PROBLEM:
Every entry must be duplicated precisely as written.
***** RECORDS
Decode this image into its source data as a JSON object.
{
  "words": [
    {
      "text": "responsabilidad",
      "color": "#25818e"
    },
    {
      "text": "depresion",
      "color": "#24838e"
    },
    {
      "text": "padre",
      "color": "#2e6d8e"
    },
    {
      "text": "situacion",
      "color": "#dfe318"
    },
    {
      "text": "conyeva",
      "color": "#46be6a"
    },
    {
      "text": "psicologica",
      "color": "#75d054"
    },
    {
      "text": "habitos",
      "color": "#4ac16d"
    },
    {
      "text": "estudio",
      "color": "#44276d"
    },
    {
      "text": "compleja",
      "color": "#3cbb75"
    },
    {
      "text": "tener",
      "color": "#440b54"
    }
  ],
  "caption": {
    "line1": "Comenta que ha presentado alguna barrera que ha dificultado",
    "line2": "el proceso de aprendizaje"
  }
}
**********
OUTPUT FOR THIS TASK:
Decode this image into its source data as a JSON object.
{
  "words": [
    {
      "text": "responsabilidad",
      "color": "#25818e"
    },
    {
      "text": "depresion",
      "color": "#24838e"
    },
    {
      "text": "padre",
      "color": "#2e6d8e"
    },
    {
      "text": "situacion",
      "color": "#dfe318"
    },
    {
      "text": "conyeva",
      "color": "#46be6a"
    },
    {
      "text": "psicologica",
      "color": "#75d054"
    },
    {
      "text": "habitos",
      "color": "#4ac16d"
    },
    {
      "text": "estudio",
      "color": "#44276d"
    },
    {
      "text": "compleja",
      "color": "#3cbb75"
    },
    {
      "text": "tener",
      "color": "#440b54"
    }
  ],
  "caption": {
    "line1": "Comenta que ha presentado alguna barrera que ha dificultado",
    "line2": "el proceso de aprendizaje"
  }
}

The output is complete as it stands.